## Text to read:
[START]

The key to Stroessner's longevity lay in a hybrid form of personalism, neo-Fascism and anti-Communism. The loyalty of his generals was the ultimate guarantor of his rule. But unlike his Latin American counterparts, Stroessner was never a straightforward military dictator. His main pillar of civilian support was the multi-class Colorado party, which in the late 1950s and early 1960s Stroessner turned into his personal propaganda machine and source of mobilisation for electoral support.

Local branches of the party were organised vertically to create a ubiquitous surveillance network which, when necessary, was totally ruthless in crushing opposition to his rule. Informers, known as pyragües or "silent-footed ones", were highly effective in nipping dissidence in the bud. Civil servants, army officers and any Paraguayan wanting to get on in life had little choice but to join the party.

This form of organising the state along Fascist lines some attributed wrongly to his ancestry (he was the son of a German immigrant brewer). Rather, the system came easily to a country locked until the 1970s into a predominately rural economy and long accustomed to forms of feudal clientilism more common in 19th-century Latin America.

Stroessner was always astute enough to hang out the trappings of democracy (parties, elections and a Congress) for foreign, mostly US, consumption. One section of the Liberal party was allowed to stand as token opposition in 1963, and the formula was repeated every five years with Stroessner regularly claiming from 70 to 90 per cent of the vote. Some enthusiastic party officials at times reported a Stroessner victory with more than 100 per cent of the registered vote before the polls had closed. The few opposition figures who did stand were handsomely rewarded for their loyalty to the system.

[END]

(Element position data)
[START]

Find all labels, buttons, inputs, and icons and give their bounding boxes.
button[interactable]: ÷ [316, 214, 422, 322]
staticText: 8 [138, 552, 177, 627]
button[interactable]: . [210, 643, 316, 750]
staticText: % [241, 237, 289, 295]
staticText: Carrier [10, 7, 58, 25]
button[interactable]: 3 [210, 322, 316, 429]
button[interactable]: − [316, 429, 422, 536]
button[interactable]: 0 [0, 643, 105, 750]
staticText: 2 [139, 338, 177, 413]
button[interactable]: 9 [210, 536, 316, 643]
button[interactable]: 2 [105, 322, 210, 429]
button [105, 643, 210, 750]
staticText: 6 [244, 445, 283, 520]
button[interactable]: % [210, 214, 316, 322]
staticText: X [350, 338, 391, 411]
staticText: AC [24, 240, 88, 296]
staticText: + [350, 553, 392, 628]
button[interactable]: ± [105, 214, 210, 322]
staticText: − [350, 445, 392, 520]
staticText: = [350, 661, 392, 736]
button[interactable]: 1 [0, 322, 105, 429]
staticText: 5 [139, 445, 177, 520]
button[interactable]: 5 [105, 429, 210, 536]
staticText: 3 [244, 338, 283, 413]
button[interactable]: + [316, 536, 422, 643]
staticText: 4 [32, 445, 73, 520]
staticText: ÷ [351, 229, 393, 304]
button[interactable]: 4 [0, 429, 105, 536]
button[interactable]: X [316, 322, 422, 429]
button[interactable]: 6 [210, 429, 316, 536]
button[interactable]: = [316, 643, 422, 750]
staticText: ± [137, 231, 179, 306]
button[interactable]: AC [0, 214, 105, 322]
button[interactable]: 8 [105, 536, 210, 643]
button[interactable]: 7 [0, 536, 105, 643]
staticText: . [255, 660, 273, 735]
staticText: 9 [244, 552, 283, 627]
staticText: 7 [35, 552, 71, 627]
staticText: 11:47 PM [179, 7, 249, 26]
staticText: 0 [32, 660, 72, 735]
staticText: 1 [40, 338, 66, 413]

[END]
[START]

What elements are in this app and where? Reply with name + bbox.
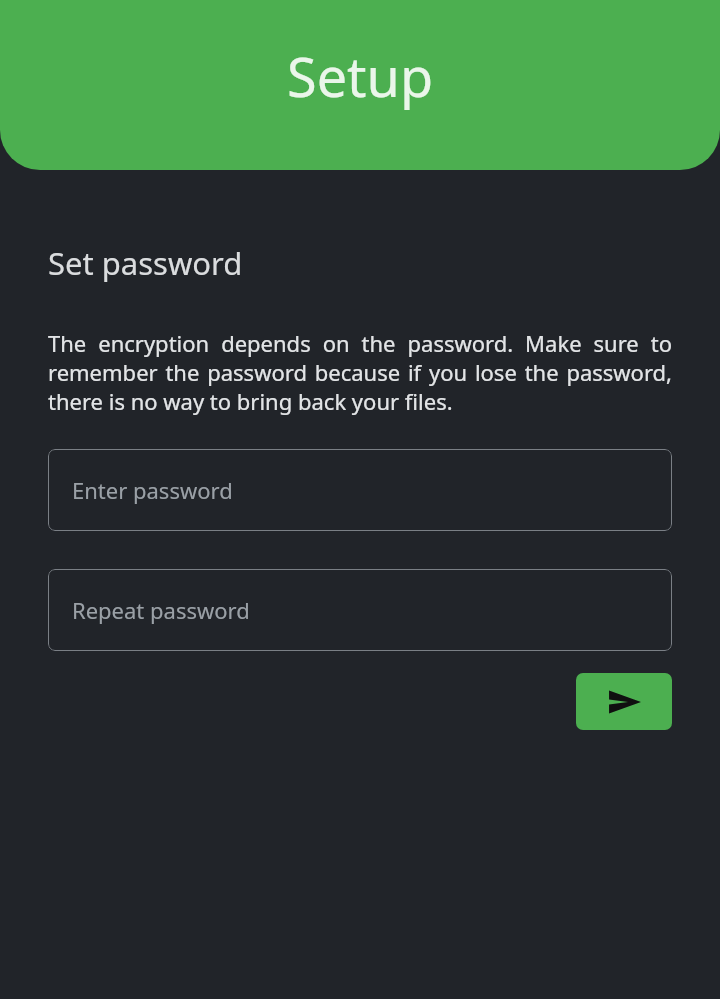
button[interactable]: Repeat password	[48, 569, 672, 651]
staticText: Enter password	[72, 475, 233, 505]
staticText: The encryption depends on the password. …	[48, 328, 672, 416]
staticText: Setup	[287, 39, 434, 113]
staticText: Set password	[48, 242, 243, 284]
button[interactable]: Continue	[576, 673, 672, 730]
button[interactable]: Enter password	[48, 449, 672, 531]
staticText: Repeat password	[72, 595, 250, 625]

[END]

## What you need to do:
1. In the passage on Stroessner's rule, rewrite the part starting with "The key to Stroessner's" and going on through "for electoral support.", with "generals" renamed to "commanders".
2. According to the passage on Stroessner's rule, what were the party's informers called?

## Task-by-task outputs:
1.
The key to Stroessner's longevity lay in a hybrid form of personalism, neo-Fascism and anti-Communism. The loyalty of his commanders was the ultimate guarantor of his rule. But unlike his Latin American counterparts, Stroessner was never a straightforward military dictator. His main pillar of civilian support was the multi-class Colorado party, which in the late 1950s and early 1960s Stroessner turned into his personal propaganda machine and source of mobilisation for electoral support.

2. They were called pyragües, or "silent-footed ones."